■ **To do**:
Write out the material exactly, with the pictures left out.

■ **Records supplied**:
__________

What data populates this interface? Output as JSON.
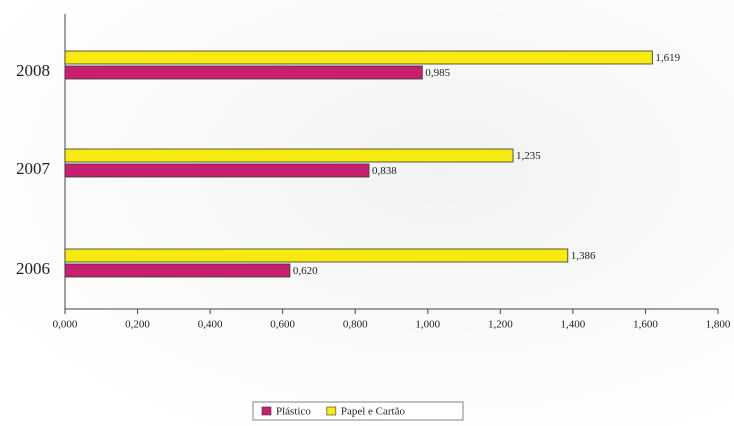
{
  "chart_data": {
    "type": "hbar",
    "categories": [
      "2008",
      "2007",
      "2006"
    ],
    "series": [
      {
        "name": "Plástico",
        "color": "#c8206e",
        "values": [
          0.985,
          0.838,
          0.62
        ],
        "value_labels": [
          "0,985",
          "0,838",
          "0,620"
        ]
      },
      {
        "name": "Papel e Cartão",
        "color": "#f6ea10",
        "values": [
          1.619,
          1.235,
          1.386
        ],
        "value_labels": [
          "1,619",
          "1,235",
          "1,386"
        ]
      }
    ],
    "xlim": [
      0,
      1.8
    ],
    "xticks": [
      {
        "value": 0,
        "label": "0,000"
      },
      {
        "value": 0.2,
        "label": "0,200"
      },
      {
        "value": 0.4,
        "label": "0,400"
      },
      {
        "value": 0.6,
        "label": "0,600"
      },
      {
        "value": 0.8,
        "label": "0,800"
      },
      {
        "value": 1.0,
        "label": "1,000"
      },
      {
        "value": 1.2,
        "label": "1,200"
      },
      {
        "value": 1.4,
        "label": "1,400"
      },
      {
        "value": 1.6,
        "label": "1,600"
      },
      {
        "value": 1.8,
        "label": "1,800"
      }
    ]
  }
}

__________

■ **Correct response**:
What data populates this interface? Output as JSON.
{
  "chart_data": {
    "type": "hbar",
    "categories": [
      "2008",
      "2007",
      "2006"
    ],
    "series": [
      {
        "name": "Plástico",
        "color": "#c8206e",
        "values": [
          0.985,
          0.838,
          0.62
        ],
        "value_labels": [
          "0,985",
          "0,838",
          "0,620"
        ]
      },
      {
        "name": "Papel e Cartão",
        "color": "#f6ea10",
        "values": [
          1.619,
          1.235,
          1.386
        ],
        "value_labels": [
          "1,619",
          "1,235",
          "1,386"
        ]
      }
    ],
    "xlim": [
      0,
      1.8
    ],
    "xticks": [
      {
        "value": 0,
        "label": "0,000"
      },
      {
        "value": 0.2,
        "label": "0,200"
      },
      {
        "value": 0.4,
        "label": "0,400"
      },
      {
        "value": 0.6,
        "label": "0,600"
      },
      {
        "value": 0.8,
        "label": "0,800"
      },
      {
        "value": 1.0,
        "label": "1,000"
      },
      {
        "value": 1.2,
        "label": "1,200"
      },
      {
        "value": 1.4,
        "label": "1,400"
      },
      {
        "value": 1.6,
        "label": "1,600"
      },
      {
        "value": 1.8,
        "label": "1,800"
      }
    ]
  }
}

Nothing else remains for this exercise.